Saved entries:

- - -

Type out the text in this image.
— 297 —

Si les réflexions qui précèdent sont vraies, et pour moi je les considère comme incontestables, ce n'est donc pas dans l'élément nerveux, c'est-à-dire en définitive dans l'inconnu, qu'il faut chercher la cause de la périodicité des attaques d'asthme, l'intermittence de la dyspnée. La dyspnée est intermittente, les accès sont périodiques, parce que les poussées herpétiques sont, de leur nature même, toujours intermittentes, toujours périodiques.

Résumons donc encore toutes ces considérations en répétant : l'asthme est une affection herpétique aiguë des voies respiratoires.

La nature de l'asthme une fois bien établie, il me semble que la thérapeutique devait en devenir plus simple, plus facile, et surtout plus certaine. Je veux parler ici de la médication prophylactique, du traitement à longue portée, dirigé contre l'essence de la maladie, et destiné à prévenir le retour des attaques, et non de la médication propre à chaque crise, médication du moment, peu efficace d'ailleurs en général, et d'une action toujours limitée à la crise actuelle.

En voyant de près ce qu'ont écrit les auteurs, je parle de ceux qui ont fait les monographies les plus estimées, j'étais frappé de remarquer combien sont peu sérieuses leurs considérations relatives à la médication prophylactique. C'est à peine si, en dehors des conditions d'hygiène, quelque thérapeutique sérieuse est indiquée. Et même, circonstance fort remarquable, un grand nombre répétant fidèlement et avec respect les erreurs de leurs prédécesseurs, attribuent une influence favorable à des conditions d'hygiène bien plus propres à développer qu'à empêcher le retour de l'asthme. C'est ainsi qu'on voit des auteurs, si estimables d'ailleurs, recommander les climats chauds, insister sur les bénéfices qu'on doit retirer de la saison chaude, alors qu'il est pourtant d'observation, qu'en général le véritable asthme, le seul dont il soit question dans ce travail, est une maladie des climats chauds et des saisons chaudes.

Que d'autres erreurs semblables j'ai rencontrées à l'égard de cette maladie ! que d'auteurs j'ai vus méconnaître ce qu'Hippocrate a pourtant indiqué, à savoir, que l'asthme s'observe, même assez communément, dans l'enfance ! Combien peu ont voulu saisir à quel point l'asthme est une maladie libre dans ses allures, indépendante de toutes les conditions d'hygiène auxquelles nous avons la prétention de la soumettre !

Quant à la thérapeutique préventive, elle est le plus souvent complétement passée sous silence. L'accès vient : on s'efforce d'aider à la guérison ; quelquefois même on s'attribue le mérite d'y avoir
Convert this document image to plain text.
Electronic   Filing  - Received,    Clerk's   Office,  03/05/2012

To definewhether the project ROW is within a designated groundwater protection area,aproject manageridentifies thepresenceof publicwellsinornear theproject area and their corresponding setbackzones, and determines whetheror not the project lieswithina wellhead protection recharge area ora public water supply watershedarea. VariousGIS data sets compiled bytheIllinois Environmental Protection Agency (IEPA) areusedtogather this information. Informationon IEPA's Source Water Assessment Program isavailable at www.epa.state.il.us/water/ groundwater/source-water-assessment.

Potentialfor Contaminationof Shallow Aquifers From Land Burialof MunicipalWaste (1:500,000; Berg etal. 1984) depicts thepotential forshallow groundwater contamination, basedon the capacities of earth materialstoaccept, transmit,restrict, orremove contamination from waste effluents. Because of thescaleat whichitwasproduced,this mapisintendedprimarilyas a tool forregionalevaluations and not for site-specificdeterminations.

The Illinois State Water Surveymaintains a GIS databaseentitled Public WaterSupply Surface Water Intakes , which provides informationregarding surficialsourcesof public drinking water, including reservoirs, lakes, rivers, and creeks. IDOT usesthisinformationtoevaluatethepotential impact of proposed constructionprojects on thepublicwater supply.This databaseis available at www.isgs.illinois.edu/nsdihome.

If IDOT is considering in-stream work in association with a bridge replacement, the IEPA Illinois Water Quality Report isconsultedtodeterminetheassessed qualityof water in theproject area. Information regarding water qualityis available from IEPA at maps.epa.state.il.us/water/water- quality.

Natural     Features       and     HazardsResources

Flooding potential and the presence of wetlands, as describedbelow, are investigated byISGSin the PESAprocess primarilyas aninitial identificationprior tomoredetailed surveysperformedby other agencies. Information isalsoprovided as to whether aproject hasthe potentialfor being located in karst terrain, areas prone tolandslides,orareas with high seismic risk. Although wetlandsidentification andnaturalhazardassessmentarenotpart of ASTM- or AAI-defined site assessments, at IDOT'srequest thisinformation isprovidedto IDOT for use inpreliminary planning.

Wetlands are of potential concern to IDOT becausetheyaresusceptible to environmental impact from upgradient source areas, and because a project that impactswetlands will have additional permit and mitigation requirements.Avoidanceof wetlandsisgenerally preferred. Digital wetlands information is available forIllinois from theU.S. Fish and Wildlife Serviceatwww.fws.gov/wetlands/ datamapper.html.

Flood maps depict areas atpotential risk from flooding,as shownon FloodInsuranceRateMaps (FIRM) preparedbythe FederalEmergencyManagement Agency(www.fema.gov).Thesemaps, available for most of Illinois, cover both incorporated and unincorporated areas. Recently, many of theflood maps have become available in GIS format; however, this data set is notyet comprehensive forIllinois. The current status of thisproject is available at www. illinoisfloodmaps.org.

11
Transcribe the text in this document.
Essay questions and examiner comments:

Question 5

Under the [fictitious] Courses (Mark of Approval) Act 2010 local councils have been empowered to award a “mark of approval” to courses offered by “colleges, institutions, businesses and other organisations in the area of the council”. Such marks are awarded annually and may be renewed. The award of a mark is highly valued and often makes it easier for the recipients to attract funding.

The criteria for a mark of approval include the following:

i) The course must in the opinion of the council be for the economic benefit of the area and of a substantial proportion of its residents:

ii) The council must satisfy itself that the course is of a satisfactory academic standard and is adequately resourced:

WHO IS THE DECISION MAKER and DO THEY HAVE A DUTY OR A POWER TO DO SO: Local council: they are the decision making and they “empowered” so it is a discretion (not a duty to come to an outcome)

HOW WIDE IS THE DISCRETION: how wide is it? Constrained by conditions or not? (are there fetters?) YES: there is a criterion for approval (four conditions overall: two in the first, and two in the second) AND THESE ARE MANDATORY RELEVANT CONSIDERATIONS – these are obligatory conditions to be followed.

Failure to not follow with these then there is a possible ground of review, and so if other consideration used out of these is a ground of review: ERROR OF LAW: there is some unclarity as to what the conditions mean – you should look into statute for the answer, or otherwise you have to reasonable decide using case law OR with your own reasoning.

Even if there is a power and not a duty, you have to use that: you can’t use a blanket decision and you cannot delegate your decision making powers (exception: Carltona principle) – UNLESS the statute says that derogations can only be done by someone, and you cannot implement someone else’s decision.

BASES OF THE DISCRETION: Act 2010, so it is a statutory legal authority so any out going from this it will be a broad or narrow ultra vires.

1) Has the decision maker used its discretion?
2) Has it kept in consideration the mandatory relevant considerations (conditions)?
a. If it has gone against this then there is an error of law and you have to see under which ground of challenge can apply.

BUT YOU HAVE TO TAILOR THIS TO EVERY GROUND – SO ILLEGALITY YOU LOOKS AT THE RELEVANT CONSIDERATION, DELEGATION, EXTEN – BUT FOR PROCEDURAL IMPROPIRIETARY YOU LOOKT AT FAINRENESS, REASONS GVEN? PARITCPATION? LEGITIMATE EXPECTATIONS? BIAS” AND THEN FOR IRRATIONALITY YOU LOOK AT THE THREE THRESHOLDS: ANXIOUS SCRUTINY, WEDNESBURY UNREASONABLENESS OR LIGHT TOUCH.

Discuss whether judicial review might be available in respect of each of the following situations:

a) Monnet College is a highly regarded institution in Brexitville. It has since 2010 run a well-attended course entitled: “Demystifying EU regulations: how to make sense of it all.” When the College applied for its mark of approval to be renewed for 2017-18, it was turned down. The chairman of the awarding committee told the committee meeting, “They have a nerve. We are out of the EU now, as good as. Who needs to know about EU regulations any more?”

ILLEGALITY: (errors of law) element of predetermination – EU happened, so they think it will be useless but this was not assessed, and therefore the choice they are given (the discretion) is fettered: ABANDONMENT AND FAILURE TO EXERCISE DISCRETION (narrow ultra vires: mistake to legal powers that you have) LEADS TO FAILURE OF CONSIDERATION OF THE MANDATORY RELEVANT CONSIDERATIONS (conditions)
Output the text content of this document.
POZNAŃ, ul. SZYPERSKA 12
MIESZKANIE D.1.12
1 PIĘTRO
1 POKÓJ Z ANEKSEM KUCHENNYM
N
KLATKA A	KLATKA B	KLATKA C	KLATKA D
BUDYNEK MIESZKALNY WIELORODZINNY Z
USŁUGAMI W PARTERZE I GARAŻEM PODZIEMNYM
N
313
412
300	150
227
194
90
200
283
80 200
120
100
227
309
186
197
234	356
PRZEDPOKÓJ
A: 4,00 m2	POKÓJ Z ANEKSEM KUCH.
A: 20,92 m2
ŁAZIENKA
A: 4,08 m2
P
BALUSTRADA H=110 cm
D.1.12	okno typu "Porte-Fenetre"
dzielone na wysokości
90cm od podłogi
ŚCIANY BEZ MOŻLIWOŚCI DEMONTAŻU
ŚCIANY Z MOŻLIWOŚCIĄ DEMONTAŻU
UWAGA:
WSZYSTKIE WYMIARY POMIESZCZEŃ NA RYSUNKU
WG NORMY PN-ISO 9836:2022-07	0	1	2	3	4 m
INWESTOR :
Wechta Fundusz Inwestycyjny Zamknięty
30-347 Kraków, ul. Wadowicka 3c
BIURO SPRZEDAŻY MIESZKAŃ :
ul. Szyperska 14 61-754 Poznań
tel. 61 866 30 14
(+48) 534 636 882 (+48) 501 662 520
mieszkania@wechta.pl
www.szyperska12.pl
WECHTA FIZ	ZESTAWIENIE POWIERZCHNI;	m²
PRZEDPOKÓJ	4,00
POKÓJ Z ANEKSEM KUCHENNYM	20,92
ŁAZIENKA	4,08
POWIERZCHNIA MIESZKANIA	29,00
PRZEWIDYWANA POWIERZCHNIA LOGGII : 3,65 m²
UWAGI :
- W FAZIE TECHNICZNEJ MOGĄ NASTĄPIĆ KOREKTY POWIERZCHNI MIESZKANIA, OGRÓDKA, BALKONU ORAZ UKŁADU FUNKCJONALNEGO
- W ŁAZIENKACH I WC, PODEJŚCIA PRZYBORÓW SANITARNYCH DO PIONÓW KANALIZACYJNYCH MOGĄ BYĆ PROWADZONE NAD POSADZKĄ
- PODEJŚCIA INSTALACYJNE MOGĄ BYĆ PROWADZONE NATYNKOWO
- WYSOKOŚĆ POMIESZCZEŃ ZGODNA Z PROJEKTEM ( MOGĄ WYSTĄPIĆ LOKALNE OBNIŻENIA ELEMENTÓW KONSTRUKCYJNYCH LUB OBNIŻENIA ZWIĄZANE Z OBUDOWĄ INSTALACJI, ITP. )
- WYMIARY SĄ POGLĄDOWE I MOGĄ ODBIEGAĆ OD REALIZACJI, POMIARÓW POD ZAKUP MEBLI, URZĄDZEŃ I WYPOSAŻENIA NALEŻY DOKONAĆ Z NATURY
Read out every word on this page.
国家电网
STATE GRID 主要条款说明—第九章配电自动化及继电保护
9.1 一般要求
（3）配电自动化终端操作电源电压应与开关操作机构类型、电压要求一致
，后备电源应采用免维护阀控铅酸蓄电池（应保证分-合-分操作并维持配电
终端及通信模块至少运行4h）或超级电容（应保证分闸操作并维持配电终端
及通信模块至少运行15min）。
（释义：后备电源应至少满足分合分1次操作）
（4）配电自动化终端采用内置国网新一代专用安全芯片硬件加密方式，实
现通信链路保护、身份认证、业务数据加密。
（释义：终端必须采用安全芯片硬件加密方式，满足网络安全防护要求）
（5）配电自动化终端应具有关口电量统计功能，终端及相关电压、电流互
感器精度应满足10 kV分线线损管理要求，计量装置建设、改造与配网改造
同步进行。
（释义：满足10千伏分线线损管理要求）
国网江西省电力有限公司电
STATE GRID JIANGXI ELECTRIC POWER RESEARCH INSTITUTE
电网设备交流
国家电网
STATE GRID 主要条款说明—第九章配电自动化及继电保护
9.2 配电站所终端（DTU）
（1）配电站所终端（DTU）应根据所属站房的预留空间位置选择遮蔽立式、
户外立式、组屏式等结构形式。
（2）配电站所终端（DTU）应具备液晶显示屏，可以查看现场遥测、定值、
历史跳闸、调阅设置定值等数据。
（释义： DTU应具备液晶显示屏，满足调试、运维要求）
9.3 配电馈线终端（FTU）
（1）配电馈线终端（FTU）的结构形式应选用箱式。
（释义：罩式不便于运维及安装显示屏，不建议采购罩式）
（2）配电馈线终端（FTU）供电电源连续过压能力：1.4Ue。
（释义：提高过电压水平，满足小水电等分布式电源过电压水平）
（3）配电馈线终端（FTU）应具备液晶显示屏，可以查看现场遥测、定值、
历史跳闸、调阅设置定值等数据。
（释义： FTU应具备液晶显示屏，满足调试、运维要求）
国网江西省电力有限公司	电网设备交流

- - -

- [Task instructions]: From the listing above, copy every line that includes the word "toutes".

- [Result]:
Résumons donc encore toutes ces considérations en répétant : l'asthme est une affection herpétique aiguë des voies respiratoires.
Que d'autres erreurs semblables j'ai rencontrées à l'égard de cette maladie ! que d'auteurs j'ai vus méconnaître ce qu'Hippocrate a pourtant indiqué, à savoir, que l'asthme s'observe, même assez communément, dans l'enfance ! Combien peu ont voulu saisir à quel point l'asthme est une maladie libre dans ses allures, indépendante de toutes les conditions d'hygiène auxquelles nous avons la prétention de la soumettre !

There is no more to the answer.